» Job:
Answer with one number only: the number of lines that contain "Cuál".

» Information shown:

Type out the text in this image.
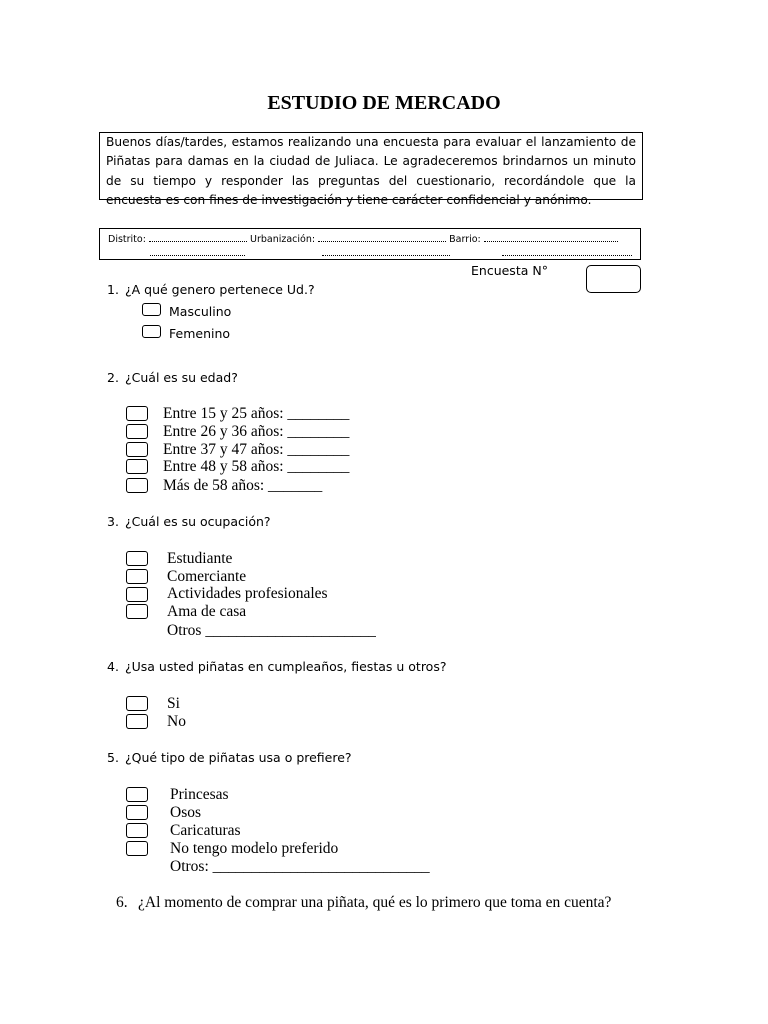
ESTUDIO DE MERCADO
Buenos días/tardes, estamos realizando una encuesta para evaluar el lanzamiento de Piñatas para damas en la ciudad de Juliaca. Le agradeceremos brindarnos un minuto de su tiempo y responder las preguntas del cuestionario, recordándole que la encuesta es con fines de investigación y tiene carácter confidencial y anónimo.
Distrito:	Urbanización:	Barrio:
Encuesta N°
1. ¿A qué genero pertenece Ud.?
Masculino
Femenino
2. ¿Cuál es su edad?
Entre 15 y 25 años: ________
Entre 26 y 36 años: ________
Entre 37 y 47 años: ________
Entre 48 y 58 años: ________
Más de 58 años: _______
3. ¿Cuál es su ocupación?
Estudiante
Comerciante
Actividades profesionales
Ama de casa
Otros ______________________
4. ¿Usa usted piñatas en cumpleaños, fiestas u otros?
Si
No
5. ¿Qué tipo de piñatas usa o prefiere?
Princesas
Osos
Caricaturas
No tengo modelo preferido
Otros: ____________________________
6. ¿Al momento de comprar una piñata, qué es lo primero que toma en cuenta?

---

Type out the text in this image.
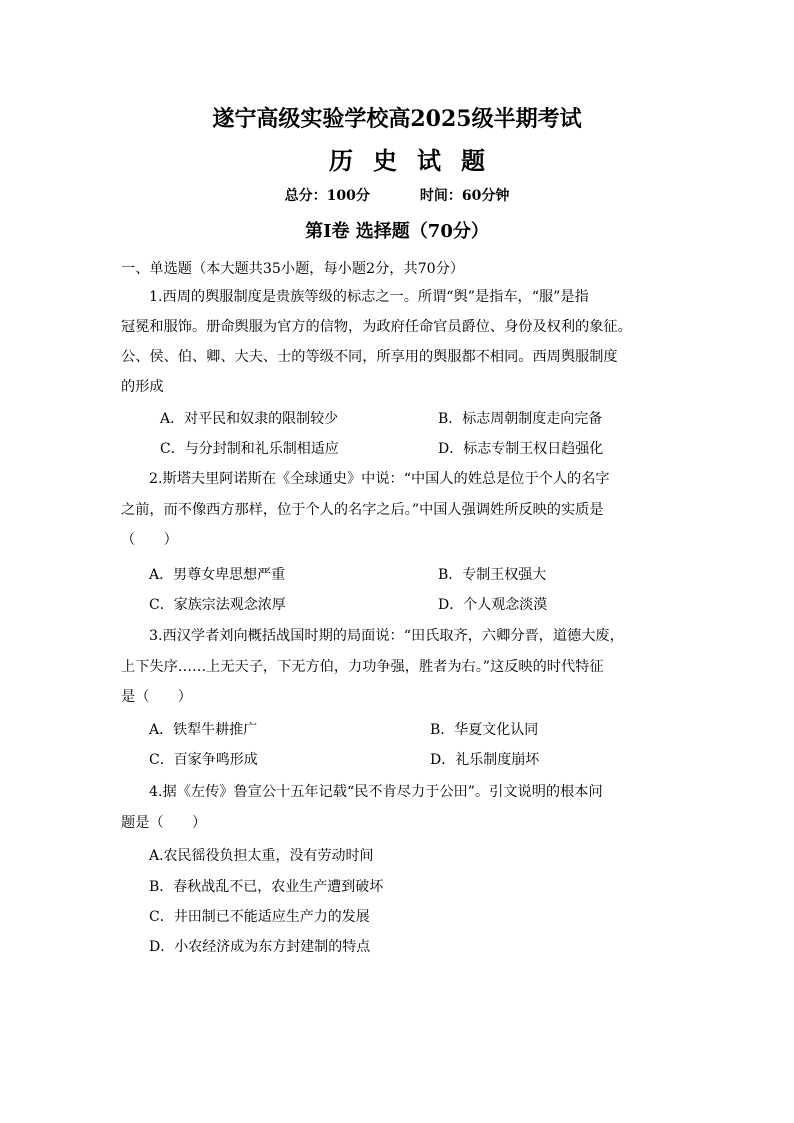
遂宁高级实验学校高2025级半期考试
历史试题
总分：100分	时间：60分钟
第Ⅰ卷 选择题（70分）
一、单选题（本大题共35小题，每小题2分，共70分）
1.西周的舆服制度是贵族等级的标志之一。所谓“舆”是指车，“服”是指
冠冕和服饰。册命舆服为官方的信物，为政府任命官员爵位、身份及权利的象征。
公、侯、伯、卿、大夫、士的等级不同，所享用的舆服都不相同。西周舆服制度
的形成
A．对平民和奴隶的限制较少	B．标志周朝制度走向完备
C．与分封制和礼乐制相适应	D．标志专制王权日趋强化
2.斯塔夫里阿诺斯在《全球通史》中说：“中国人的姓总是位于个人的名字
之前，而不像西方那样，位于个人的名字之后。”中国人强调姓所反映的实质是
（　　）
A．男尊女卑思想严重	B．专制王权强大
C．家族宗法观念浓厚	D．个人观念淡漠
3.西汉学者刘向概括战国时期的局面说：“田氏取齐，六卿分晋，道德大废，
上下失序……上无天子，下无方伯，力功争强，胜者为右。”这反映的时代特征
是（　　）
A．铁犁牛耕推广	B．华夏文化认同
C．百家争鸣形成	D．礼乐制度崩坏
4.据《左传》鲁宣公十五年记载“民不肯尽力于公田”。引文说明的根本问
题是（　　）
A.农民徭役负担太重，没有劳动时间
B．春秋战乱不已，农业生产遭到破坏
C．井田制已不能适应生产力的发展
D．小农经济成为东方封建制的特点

» Task result:
2